>> BEGIN Exercise inputs
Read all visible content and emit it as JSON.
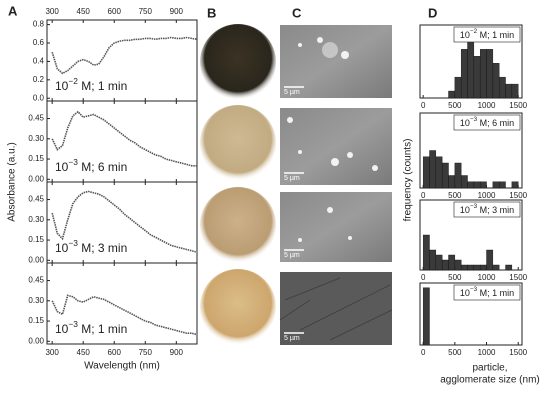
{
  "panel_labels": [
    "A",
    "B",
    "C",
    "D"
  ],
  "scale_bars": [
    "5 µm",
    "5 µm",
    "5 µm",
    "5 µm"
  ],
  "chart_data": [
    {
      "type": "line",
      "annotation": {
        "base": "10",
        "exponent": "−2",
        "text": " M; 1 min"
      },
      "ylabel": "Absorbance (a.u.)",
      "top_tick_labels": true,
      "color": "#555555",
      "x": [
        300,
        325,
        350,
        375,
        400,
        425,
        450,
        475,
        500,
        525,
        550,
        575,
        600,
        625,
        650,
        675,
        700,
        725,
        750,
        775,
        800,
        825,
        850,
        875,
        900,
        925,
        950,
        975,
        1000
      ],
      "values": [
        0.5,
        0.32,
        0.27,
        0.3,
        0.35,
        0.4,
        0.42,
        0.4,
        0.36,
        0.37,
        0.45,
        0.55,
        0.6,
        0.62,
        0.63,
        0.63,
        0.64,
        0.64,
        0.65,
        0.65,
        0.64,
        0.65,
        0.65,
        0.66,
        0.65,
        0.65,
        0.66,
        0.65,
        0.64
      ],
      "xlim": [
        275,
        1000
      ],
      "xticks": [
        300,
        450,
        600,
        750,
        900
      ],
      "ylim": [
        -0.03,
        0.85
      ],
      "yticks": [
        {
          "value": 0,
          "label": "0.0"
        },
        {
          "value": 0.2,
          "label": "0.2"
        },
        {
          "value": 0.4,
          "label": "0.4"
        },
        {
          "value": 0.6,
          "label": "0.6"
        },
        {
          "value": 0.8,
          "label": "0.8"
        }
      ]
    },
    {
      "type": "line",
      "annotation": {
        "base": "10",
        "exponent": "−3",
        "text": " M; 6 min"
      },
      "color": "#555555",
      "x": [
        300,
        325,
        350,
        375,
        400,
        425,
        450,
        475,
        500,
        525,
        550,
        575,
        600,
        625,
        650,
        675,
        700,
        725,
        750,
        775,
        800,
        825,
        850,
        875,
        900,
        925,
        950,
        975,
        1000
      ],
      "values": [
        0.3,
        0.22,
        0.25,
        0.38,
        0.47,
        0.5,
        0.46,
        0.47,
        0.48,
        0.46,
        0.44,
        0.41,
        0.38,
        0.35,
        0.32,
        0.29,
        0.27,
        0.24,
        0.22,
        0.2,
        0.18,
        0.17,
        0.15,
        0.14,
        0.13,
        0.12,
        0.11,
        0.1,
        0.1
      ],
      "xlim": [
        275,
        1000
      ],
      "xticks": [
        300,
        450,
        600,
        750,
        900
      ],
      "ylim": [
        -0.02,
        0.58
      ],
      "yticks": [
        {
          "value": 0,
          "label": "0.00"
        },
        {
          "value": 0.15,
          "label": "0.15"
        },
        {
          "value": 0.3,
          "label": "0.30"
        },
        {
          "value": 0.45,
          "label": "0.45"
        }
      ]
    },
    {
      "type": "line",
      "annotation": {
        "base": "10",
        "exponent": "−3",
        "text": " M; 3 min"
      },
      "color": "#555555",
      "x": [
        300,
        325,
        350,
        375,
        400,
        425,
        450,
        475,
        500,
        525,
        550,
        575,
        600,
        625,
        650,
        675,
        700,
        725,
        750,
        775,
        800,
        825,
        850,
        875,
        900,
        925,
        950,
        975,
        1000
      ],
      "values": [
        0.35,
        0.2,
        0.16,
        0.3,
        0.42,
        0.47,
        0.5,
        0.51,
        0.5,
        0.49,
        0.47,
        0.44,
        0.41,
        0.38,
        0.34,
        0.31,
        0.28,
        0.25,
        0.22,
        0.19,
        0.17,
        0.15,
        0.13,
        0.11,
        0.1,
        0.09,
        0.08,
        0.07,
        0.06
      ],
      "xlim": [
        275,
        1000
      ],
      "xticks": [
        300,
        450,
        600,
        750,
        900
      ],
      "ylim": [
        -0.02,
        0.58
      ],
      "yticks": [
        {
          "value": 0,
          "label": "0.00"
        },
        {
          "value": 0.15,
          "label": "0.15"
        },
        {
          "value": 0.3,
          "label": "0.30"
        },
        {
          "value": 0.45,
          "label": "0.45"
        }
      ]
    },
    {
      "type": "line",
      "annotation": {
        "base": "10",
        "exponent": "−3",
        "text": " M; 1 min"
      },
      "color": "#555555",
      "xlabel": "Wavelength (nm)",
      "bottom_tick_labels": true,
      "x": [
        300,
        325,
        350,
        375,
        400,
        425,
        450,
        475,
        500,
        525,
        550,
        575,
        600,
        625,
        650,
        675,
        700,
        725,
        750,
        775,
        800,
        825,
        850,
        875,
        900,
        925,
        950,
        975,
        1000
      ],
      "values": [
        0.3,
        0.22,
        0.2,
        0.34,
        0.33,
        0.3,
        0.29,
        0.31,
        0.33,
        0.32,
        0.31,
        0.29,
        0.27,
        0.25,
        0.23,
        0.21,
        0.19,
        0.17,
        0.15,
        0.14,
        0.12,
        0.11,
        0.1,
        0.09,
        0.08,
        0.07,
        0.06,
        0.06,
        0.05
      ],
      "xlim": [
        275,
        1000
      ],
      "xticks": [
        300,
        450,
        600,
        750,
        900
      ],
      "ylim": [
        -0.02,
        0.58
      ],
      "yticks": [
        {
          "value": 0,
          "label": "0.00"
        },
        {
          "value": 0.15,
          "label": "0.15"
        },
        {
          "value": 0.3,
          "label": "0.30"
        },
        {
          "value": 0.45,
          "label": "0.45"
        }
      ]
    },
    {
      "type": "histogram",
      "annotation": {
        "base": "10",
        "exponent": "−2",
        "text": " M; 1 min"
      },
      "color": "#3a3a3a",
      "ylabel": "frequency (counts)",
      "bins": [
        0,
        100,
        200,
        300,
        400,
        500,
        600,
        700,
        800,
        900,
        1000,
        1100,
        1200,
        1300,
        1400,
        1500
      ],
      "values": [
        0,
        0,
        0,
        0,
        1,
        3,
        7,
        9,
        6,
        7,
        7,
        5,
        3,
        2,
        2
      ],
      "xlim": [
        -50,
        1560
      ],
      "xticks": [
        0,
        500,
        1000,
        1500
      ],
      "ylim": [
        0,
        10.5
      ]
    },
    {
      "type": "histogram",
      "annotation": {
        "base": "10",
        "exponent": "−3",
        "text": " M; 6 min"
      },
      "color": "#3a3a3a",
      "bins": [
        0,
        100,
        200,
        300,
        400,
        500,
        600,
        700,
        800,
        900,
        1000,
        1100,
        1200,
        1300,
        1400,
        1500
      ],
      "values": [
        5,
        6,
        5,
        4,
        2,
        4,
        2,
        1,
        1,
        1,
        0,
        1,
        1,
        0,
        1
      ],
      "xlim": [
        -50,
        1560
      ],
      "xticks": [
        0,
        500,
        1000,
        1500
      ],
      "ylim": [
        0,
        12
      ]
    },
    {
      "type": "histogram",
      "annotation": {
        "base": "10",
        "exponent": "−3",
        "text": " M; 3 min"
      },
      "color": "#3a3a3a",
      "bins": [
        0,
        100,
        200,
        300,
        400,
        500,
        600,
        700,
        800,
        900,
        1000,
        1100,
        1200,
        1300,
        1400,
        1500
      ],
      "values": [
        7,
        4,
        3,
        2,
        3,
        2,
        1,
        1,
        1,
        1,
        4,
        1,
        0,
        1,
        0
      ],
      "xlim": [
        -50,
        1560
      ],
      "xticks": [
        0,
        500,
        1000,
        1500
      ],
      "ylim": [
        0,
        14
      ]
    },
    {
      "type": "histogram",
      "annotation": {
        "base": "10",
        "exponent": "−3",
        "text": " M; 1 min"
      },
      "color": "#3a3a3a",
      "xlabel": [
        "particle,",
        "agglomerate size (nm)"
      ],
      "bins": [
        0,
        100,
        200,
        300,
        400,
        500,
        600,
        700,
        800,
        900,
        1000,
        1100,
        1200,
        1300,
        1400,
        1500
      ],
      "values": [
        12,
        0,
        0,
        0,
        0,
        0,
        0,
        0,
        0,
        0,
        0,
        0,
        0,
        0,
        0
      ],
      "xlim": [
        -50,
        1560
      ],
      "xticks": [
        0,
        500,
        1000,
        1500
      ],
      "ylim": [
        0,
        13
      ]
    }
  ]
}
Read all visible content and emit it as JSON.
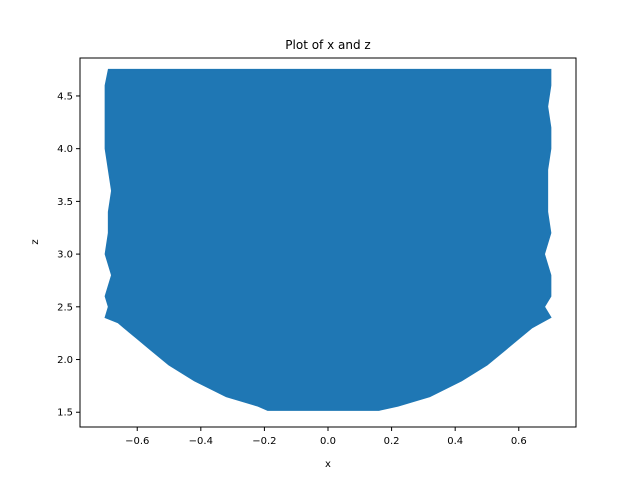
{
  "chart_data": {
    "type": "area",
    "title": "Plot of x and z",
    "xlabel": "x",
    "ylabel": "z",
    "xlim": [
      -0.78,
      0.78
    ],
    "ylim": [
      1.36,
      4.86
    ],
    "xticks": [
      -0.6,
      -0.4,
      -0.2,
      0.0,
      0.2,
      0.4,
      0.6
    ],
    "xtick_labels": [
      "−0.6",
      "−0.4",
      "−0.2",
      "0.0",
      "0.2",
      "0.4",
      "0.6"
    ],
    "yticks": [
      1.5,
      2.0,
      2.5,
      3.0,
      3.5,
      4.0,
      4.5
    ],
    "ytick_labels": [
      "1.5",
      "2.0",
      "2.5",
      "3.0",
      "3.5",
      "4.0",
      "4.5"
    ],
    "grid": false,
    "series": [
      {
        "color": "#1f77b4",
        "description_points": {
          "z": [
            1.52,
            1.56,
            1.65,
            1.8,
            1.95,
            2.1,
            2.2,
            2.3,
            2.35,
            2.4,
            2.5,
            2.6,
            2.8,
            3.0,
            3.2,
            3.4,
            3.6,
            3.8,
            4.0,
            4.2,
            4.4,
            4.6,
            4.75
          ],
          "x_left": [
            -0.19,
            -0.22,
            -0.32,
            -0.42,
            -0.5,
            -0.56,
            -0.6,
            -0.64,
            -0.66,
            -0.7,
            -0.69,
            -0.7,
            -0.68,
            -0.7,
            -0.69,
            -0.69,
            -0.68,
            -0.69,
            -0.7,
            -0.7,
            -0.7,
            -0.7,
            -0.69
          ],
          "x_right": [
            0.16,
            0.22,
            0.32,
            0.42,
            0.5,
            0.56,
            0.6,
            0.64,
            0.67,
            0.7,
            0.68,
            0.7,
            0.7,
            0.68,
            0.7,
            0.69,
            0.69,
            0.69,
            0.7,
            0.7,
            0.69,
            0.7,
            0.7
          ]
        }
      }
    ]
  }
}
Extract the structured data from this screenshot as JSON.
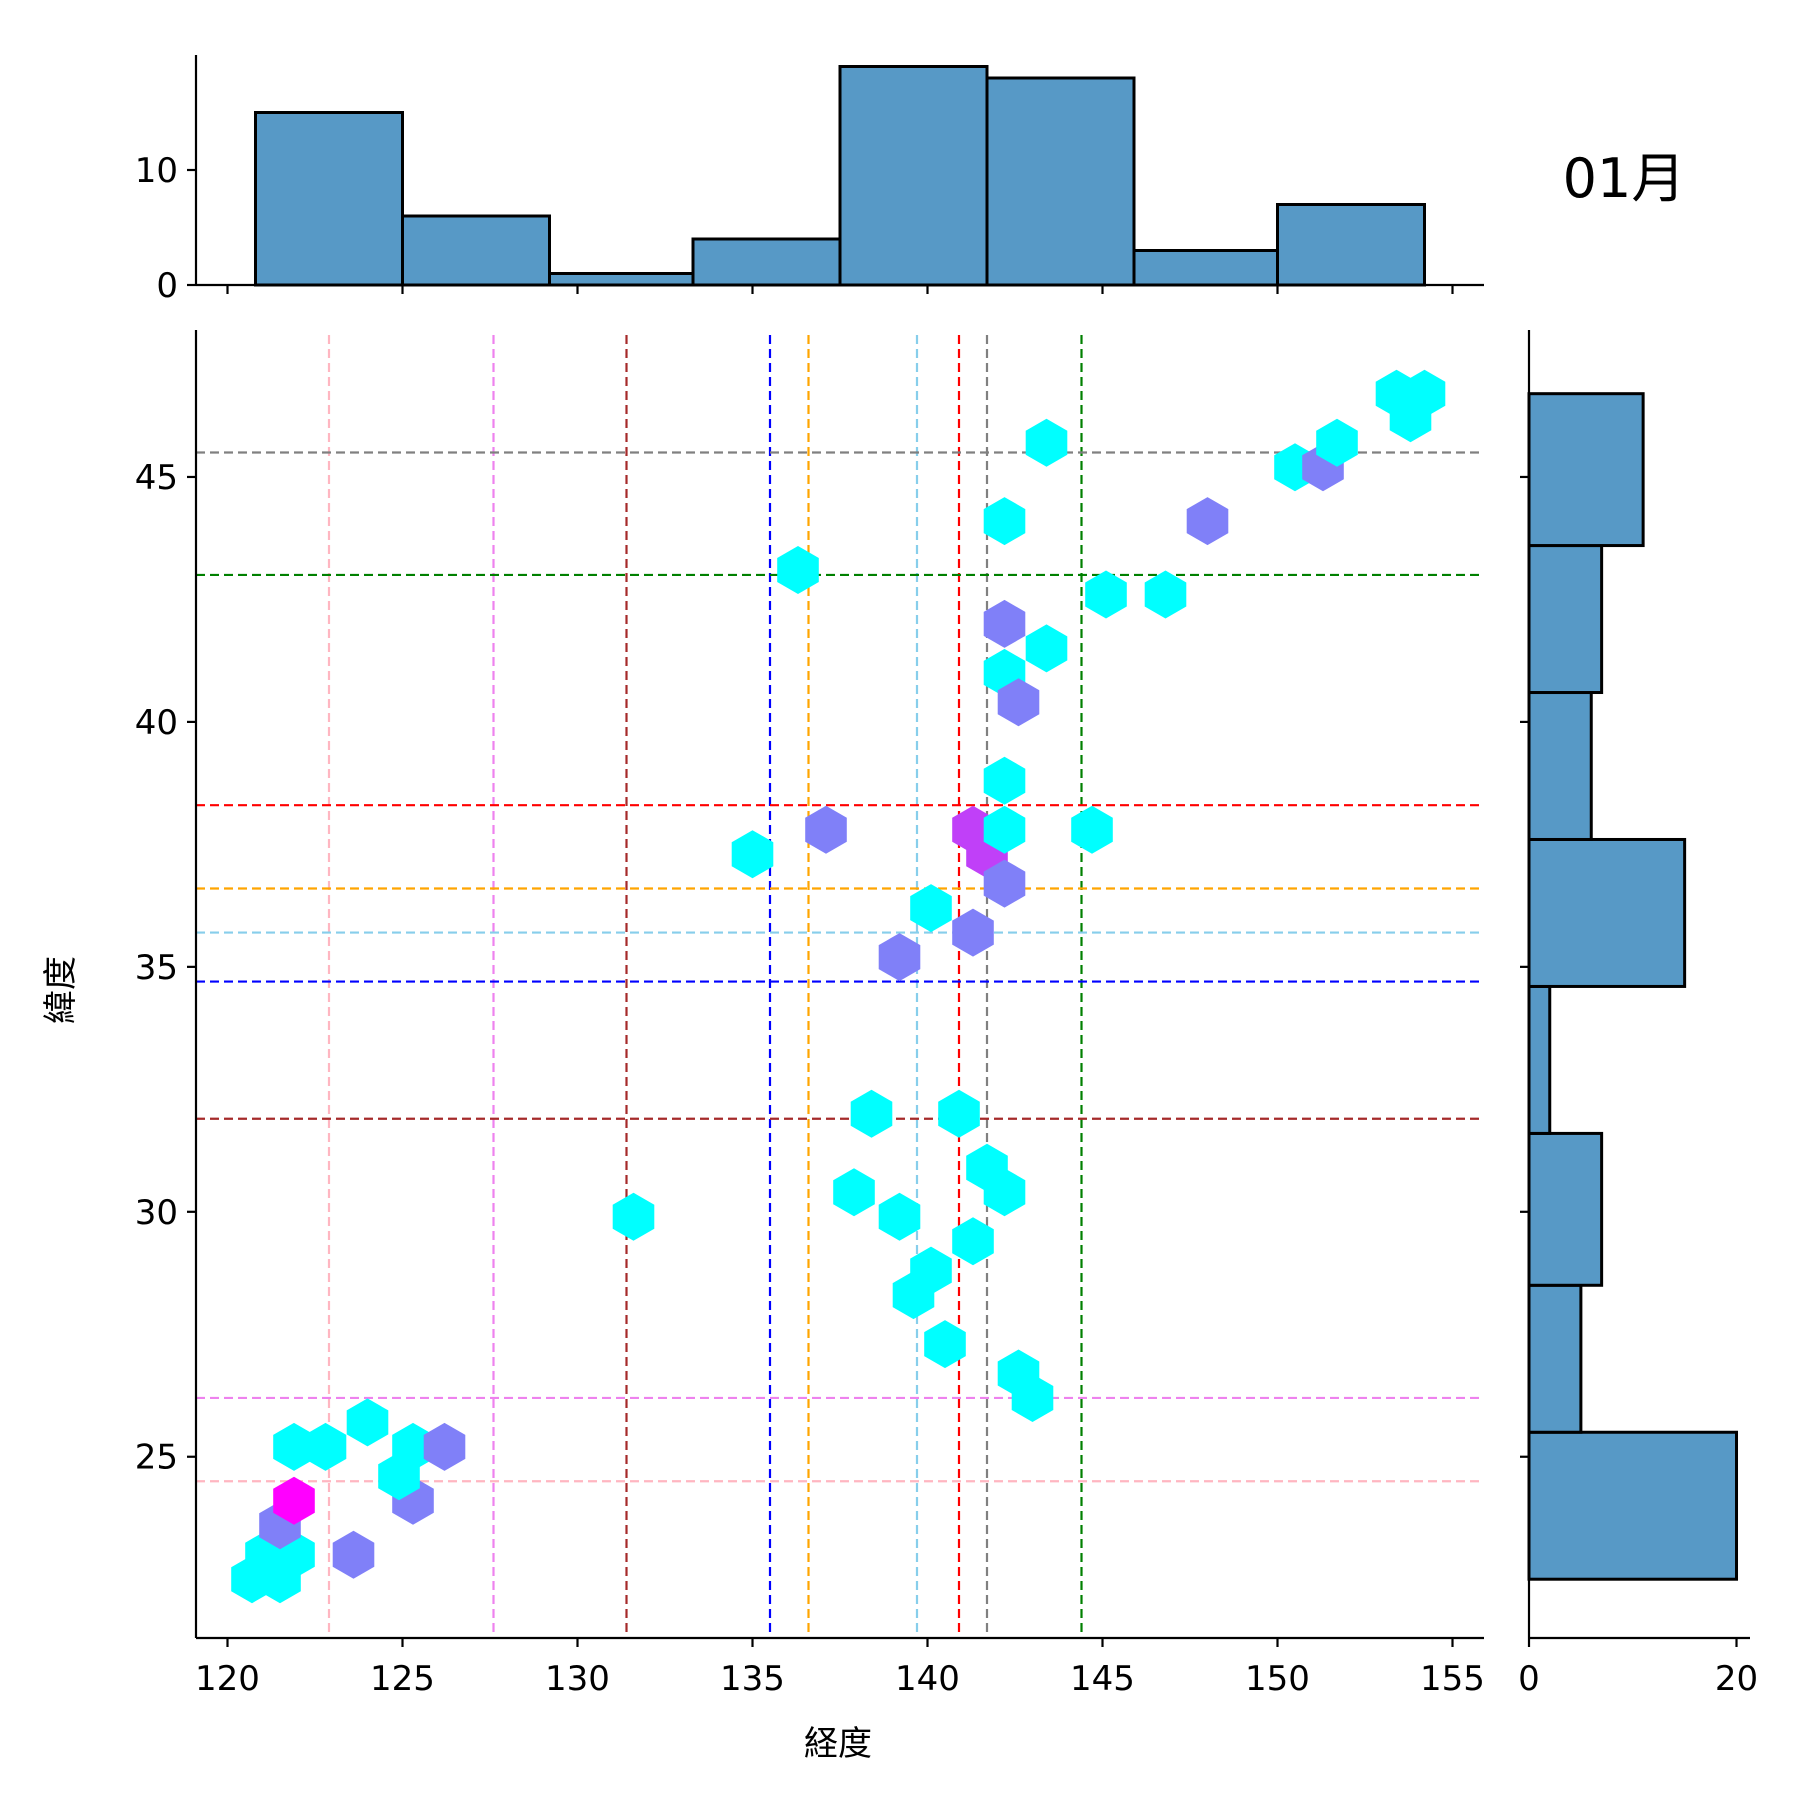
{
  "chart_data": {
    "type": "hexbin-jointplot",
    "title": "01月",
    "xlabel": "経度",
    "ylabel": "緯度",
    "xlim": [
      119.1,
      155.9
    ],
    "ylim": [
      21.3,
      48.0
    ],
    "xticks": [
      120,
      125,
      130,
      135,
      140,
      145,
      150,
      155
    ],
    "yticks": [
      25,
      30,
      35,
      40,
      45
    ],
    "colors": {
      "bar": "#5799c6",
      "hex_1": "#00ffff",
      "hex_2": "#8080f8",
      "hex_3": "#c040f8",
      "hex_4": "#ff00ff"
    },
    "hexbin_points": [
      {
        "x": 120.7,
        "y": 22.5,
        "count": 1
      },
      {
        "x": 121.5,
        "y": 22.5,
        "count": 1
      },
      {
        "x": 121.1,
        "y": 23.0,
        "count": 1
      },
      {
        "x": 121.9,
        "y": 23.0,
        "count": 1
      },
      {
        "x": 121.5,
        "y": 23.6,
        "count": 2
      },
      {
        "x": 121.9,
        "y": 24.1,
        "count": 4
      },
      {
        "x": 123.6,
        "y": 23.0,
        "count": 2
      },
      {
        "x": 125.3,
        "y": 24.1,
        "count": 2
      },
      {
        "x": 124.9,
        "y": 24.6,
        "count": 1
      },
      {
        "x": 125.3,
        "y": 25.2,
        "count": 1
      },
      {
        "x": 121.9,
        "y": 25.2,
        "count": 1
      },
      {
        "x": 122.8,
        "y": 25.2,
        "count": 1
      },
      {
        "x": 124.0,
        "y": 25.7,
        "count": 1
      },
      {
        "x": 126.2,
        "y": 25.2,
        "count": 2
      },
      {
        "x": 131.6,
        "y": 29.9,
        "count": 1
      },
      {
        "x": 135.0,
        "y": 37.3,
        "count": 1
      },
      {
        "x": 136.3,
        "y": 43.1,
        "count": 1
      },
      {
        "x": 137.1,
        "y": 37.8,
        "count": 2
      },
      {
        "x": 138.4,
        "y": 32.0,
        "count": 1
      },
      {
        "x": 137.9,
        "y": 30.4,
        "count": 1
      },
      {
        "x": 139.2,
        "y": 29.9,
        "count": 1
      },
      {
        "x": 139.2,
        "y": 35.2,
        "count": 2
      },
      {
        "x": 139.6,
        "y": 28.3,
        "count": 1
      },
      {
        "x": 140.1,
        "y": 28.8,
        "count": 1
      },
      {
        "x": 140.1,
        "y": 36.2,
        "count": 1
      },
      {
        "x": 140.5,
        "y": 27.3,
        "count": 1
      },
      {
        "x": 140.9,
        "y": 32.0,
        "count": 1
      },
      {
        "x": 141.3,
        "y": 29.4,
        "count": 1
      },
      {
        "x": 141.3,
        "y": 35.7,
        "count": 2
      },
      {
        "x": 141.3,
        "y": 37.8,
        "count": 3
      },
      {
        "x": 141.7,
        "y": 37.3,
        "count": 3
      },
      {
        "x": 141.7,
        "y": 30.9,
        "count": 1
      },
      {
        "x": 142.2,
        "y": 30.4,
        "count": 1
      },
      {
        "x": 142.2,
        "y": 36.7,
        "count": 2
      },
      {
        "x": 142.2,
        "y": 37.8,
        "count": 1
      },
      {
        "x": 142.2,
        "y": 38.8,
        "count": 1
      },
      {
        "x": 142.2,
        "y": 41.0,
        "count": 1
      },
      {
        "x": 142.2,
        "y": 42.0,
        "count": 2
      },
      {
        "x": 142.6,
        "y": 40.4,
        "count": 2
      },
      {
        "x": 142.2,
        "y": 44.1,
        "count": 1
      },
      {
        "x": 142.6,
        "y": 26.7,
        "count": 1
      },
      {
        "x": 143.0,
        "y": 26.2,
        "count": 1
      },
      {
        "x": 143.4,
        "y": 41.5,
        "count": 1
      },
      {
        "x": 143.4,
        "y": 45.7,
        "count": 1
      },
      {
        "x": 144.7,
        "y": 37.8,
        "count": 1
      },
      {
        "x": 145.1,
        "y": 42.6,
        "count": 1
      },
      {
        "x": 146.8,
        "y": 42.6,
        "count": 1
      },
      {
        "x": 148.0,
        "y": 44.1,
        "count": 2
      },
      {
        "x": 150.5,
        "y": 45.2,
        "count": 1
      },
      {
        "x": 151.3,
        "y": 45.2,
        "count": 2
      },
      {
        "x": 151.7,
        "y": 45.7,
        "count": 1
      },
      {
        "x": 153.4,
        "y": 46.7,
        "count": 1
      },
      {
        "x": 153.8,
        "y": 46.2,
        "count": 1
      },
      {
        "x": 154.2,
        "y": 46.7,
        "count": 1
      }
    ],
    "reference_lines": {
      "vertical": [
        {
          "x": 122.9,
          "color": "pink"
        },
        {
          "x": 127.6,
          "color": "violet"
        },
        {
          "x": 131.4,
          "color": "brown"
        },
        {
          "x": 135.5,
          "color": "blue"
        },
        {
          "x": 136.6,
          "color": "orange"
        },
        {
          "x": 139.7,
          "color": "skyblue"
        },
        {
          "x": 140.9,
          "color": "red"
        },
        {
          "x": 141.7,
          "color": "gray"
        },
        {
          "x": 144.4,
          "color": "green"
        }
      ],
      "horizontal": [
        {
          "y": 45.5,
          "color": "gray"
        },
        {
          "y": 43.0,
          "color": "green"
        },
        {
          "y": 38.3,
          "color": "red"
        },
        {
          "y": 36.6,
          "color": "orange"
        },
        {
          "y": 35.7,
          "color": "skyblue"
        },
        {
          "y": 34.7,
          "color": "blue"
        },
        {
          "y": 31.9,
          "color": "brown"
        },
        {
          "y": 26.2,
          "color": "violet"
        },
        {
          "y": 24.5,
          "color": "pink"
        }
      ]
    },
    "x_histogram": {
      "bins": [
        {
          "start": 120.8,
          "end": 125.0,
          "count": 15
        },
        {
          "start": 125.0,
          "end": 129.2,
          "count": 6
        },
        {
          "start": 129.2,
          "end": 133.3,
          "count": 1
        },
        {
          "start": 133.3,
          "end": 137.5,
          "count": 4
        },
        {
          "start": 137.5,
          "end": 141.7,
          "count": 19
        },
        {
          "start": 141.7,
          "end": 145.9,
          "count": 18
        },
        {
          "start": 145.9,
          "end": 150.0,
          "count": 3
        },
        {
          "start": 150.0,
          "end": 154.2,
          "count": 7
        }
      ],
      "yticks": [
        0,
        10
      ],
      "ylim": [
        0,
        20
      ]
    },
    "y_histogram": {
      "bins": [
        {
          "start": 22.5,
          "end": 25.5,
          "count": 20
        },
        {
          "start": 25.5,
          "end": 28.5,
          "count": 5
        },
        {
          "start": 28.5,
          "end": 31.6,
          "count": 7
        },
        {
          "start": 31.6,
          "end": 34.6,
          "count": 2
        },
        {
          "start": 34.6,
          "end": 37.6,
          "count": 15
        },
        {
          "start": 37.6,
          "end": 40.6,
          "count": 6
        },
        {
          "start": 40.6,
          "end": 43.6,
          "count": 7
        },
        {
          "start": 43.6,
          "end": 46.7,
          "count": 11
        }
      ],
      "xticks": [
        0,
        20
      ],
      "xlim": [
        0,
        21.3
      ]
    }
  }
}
>> END Exercise inputs
Work to be completed
Count the lines in the entries that hold the word "ylabel", and give nothing but the total.

Solution for this problem
4